## PROBLEM DESCRIPTION
Search the material below for the word "Baltimore" and copy every line in which it occurs.

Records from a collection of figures
◇ ◇ ◇ ◇ ◇ ◇ ◇
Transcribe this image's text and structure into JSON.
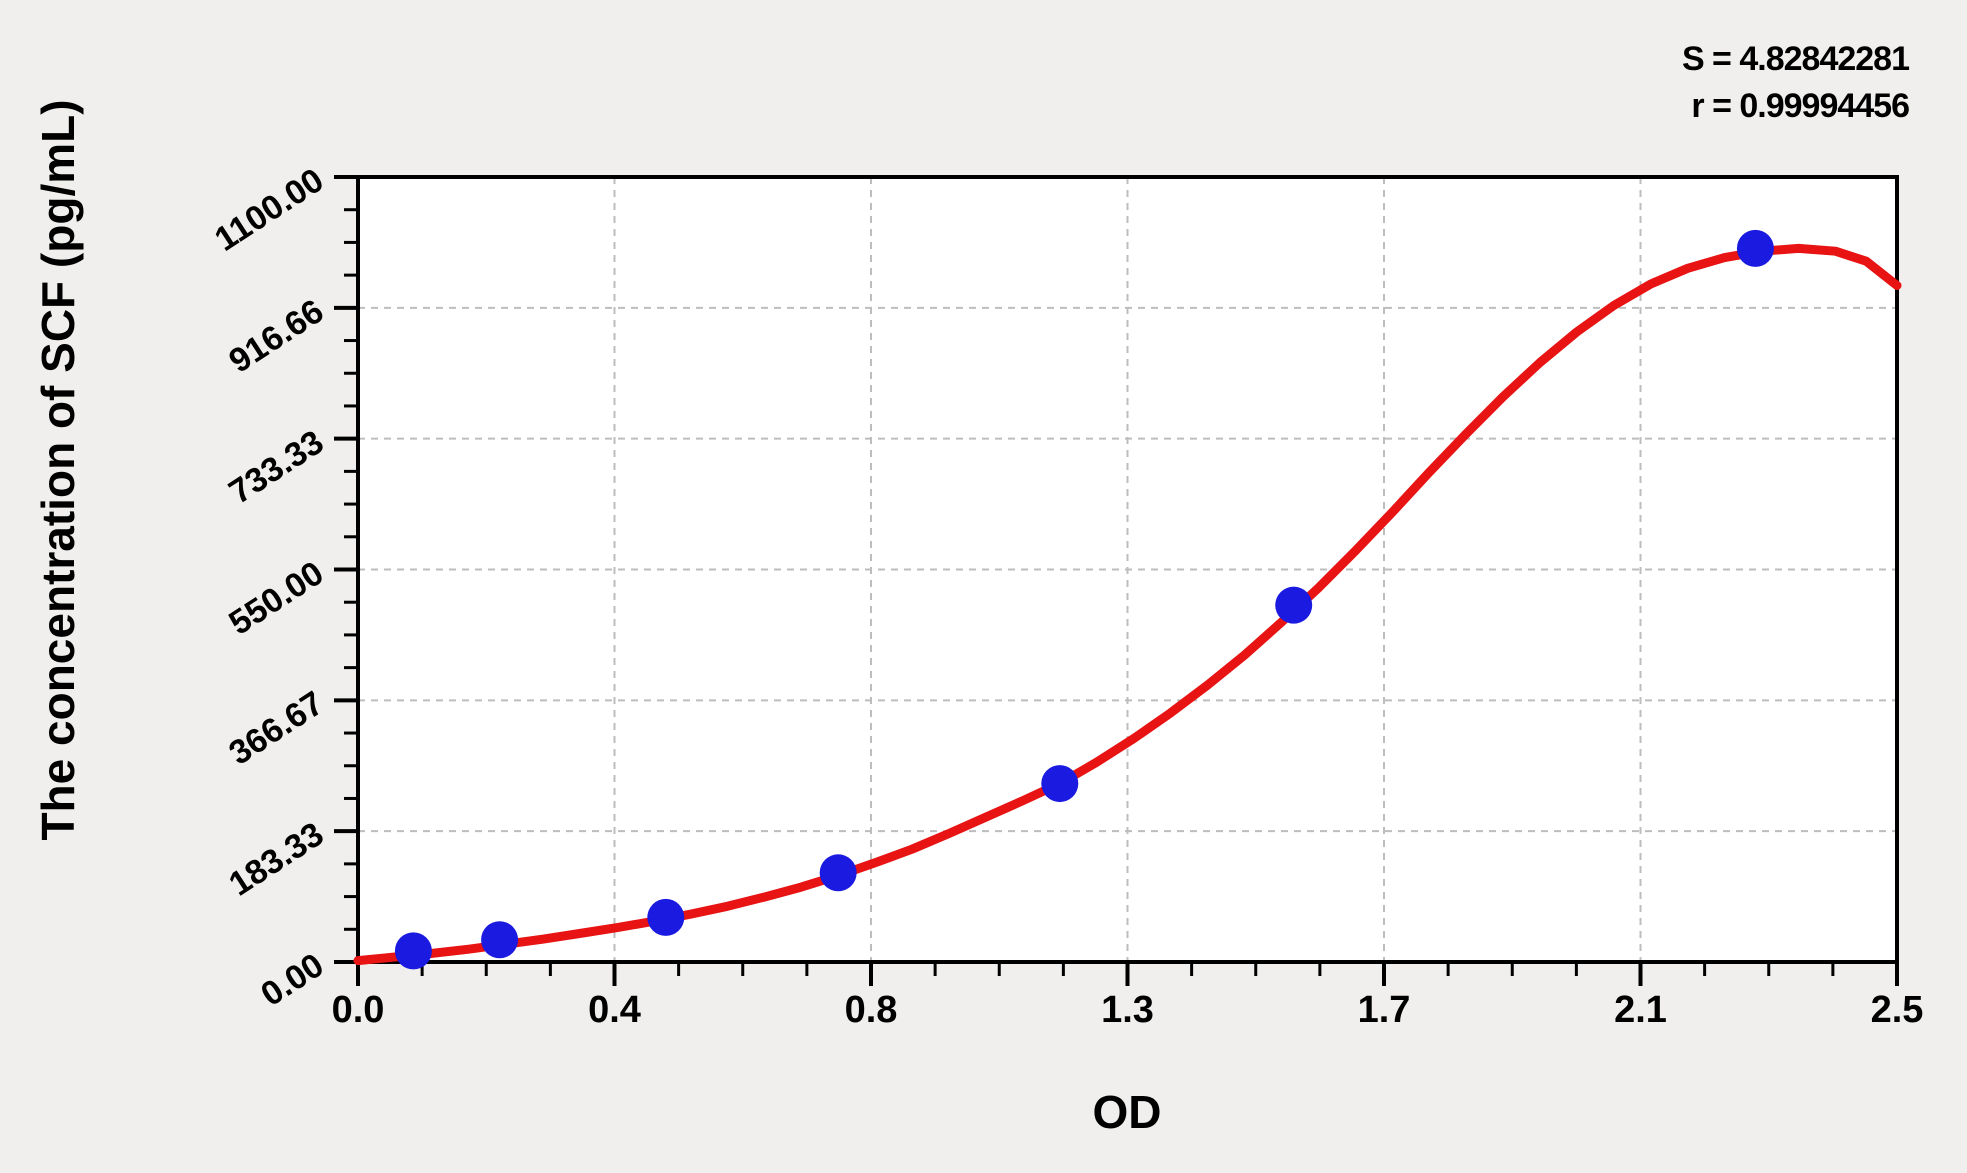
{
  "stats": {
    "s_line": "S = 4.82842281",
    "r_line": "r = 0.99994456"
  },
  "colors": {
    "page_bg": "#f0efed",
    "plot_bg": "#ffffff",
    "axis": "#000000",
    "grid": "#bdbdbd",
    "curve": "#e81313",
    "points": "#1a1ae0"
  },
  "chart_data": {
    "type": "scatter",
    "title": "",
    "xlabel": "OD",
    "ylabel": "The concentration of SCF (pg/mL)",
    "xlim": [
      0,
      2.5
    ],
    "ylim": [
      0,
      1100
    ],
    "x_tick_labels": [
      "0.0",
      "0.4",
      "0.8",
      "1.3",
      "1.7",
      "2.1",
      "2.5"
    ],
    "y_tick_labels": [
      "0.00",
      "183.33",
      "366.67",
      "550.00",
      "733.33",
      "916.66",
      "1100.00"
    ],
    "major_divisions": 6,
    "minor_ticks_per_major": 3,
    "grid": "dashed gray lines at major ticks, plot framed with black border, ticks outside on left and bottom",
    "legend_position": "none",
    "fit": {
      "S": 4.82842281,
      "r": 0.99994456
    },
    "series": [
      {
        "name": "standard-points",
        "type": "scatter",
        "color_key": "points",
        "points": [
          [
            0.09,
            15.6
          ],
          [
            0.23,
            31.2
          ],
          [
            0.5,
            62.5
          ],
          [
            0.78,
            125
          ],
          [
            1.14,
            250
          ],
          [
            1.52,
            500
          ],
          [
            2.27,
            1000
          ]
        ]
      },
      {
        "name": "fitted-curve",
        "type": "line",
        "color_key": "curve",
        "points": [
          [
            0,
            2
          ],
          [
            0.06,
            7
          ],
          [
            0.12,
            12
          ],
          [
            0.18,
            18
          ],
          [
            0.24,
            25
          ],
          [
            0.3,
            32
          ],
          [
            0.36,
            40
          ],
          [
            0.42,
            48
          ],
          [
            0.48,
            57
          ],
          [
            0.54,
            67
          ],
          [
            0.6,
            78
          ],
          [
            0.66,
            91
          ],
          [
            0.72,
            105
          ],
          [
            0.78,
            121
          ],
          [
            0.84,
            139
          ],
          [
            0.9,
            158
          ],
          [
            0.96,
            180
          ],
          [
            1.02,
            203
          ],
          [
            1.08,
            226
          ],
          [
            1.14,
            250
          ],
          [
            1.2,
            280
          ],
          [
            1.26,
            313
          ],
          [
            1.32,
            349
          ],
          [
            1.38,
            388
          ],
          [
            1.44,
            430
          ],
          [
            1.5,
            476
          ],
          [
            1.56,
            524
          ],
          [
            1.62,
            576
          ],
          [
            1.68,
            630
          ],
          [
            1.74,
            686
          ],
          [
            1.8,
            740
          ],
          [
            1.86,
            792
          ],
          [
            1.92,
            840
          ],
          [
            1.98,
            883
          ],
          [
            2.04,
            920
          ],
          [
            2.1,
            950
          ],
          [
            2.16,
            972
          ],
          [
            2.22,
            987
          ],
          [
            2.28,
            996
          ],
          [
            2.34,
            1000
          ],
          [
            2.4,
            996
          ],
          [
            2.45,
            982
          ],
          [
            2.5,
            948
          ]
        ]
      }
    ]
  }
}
◇ ◇ ◇ ◇ ◇ ◇ ◇
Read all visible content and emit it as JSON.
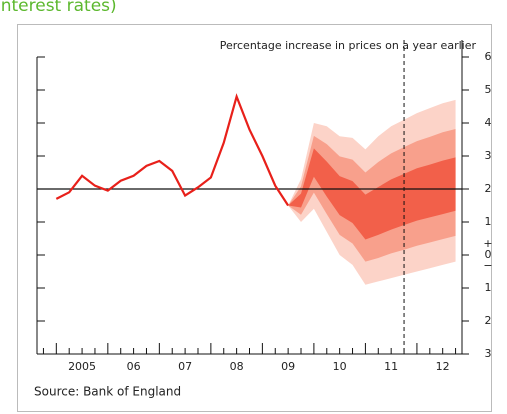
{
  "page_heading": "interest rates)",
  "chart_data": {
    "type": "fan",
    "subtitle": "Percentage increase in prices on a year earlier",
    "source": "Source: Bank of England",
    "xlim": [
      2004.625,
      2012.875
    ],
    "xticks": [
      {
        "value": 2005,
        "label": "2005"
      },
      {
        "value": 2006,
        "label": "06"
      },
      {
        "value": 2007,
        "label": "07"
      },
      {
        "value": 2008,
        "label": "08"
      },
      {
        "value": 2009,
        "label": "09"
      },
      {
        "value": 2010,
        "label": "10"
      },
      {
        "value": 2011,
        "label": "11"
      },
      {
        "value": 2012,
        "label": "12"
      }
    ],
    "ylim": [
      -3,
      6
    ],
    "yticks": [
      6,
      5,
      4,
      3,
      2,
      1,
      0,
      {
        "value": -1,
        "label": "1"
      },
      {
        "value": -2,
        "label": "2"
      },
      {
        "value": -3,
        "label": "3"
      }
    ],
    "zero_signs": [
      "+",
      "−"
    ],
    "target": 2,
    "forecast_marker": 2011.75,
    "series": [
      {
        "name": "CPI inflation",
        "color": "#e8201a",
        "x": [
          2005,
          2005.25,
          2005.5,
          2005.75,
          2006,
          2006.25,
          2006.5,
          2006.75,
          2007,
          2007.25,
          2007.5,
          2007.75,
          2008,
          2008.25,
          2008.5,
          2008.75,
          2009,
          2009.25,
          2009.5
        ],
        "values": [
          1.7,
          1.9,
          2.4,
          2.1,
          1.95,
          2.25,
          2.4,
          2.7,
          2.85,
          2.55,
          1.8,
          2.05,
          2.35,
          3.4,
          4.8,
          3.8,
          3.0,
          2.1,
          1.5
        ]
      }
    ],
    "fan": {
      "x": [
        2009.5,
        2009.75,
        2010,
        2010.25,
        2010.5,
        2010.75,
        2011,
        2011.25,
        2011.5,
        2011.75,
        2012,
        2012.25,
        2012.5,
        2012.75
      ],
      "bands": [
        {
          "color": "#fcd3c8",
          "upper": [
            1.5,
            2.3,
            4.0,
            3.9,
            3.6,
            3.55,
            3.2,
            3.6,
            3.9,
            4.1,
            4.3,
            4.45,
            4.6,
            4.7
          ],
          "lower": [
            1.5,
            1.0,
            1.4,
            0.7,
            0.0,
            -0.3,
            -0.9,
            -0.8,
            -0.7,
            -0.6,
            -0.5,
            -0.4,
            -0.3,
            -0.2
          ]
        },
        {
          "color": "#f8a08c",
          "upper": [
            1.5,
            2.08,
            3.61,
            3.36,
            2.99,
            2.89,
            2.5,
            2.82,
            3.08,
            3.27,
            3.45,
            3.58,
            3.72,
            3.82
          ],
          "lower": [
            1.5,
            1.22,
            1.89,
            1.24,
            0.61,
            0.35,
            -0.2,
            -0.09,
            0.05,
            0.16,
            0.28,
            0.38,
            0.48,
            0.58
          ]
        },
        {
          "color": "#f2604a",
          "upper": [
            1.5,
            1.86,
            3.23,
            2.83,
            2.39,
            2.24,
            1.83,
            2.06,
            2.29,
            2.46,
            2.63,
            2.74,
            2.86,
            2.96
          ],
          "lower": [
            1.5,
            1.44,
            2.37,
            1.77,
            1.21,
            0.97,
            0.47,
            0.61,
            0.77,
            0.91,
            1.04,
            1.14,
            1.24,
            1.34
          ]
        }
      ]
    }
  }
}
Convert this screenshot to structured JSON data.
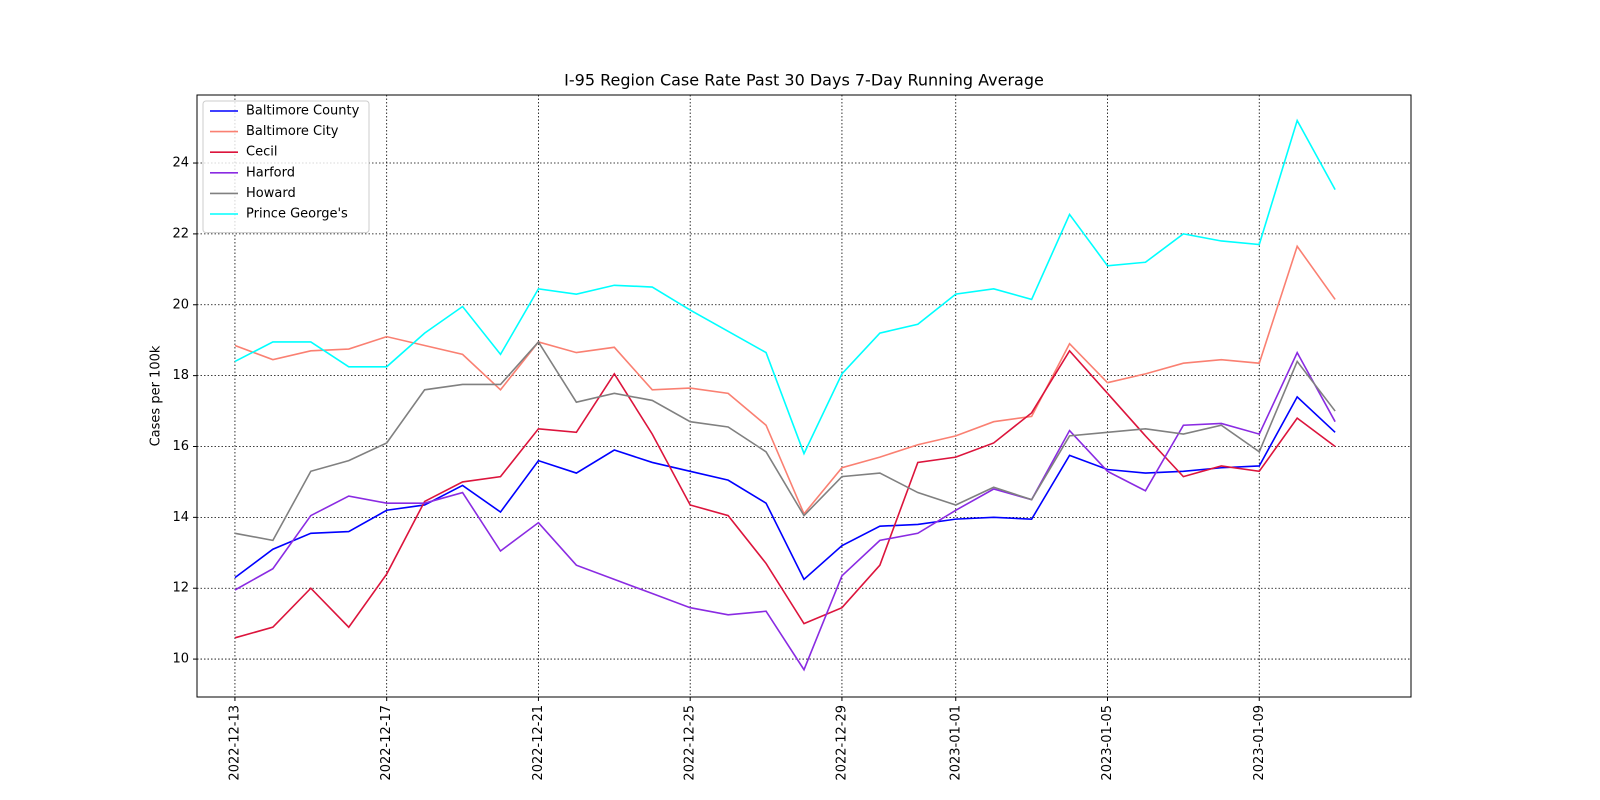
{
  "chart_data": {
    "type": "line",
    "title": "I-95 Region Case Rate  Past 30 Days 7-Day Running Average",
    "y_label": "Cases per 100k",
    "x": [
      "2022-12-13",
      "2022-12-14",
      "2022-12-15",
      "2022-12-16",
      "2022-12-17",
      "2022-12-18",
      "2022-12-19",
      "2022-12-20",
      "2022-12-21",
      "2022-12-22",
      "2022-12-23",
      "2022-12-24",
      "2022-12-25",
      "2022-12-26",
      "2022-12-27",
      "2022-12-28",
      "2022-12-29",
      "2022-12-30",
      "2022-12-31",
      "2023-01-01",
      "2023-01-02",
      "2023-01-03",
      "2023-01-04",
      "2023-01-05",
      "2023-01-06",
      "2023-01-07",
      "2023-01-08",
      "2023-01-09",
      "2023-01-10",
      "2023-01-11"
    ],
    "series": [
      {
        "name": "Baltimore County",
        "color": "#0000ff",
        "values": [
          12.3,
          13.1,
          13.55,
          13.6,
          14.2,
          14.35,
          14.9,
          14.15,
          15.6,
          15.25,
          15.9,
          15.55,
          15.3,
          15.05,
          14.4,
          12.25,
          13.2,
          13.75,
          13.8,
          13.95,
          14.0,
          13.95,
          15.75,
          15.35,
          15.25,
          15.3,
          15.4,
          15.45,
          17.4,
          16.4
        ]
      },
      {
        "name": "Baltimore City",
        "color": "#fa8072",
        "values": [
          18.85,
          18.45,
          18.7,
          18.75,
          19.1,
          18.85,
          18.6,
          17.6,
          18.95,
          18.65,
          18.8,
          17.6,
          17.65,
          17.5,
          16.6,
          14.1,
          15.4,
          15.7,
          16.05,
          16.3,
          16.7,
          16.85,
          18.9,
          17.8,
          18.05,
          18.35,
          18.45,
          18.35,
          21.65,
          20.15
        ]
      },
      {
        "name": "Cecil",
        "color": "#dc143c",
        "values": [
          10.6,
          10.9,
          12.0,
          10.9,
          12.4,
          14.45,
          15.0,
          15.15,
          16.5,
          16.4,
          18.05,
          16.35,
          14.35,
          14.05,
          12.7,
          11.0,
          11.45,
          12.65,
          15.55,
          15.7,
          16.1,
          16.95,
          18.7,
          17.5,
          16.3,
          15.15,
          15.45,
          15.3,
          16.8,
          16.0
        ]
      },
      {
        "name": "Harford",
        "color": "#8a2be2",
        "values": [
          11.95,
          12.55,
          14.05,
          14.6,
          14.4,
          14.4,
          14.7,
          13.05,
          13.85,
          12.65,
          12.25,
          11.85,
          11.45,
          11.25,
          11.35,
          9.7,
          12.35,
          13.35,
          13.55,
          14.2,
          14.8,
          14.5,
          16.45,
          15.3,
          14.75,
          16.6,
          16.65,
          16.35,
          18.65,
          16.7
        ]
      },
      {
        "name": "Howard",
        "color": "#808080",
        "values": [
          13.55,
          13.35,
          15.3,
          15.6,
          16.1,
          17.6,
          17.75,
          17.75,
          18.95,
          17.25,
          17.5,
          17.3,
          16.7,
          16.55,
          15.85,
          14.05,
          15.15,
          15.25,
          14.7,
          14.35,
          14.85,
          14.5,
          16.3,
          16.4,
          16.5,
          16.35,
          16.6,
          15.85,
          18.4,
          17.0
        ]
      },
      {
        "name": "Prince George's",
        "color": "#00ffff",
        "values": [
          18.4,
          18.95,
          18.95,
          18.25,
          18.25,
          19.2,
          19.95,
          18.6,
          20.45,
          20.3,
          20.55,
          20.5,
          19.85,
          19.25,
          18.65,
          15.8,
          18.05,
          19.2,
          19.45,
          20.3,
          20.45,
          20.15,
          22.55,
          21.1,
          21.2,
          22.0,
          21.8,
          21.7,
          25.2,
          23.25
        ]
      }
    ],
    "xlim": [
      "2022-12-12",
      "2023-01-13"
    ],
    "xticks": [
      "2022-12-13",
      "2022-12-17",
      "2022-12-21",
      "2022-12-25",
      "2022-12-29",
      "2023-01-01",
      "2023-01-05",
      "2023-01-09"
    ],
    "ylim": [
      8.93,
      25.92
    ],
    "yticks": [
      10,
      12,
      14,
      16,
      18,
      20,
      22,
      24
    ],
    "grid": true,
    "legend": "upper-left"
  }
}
◇ ◇ ◇ ◇ ◇ ◇ ◇
## WRITTEN RESPONSE
        "name": "Baltimore County",
        "name": "Baltimore City",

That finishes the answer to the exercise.